- [REQUIREMENT]:
Copy out the lines that include the word "약품관리".

- [THE DATA]:
──────
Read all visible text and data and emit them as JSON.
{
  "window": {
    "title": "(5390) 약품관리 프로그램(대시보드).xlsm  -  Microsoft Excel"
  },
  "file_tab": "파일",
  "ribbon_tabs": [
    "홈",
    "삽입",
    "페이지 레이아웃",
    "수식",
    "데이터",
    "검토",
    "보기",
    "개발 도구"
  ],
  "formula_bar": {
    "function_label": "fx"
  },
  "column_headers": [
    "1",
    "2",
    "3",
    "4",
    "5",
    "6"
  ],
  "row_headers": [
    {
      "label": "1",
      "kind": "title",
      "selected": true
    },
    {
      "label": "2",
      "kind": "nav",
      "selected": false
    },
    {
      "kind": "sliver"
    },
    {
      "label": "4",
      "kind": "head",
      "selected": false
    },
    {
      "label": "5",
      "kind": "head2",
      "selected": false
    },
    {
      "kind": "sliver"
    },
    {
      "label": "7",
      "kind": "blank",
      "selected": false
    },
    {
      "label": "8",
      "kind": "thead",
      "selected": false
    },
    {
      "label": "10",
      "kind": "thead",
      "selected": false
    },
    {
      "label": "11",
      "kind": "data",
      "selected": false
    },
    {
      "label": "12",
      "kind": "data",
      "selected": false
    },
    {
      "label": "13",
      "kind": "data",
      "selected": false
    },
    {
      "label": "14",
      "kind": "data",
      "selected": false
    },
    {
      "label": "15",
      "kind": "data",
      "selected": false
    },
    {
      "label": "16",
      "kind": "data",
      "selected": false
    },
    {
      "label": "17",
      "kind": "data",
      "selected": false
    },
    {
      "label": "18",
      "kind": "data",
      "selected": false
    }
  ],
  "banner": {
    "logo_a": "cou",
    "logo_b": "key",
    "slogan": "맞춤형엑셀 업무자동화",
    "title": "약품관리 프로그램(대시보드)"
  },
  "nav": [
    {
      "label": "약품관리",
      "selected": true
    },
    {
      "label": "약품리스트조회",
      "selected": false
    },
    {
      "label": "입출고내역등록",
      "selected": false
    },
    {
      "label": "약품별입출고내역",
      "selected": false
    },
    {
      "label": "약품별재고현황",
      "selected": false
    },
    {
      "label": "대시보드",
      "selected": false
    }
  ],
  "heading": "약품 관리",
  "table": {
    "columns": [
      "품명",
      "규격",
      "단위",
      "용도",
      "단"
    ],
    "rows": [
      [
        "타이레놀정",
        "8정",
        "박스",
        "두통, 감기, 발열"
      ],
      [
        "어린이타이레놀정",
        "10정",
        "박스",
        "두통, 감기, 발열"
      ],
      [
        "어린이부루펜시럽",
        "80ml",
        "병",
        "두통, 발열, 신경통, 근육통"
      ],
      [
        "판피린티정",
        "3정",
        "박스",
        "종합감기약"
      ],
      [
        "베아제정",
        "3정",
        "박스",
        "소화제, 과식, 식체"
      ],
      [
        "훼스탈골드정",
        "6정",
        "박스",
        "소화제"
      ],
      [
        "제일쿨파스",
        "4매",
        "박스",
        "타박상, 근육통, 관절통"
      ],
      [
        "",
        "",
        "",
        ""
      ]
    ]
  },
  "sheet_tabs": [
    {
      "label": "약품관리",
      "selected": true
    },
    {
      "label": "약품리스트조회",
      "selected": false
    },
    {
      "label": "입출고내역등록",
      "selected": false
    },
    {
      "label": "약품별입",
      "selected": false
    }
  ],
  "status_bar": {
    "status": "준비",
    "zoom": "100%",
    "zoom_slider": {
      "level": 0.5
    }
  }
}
──────
- [EXERCISE RESULT]:
    "title": "(5390) 약품관리 프로그램(대시보드).xlsm  -  Microsoft Excel"
    "title": "약품관리 프로그램(대시보드)"
      "label": "약품관리",
      "label": "약품관리",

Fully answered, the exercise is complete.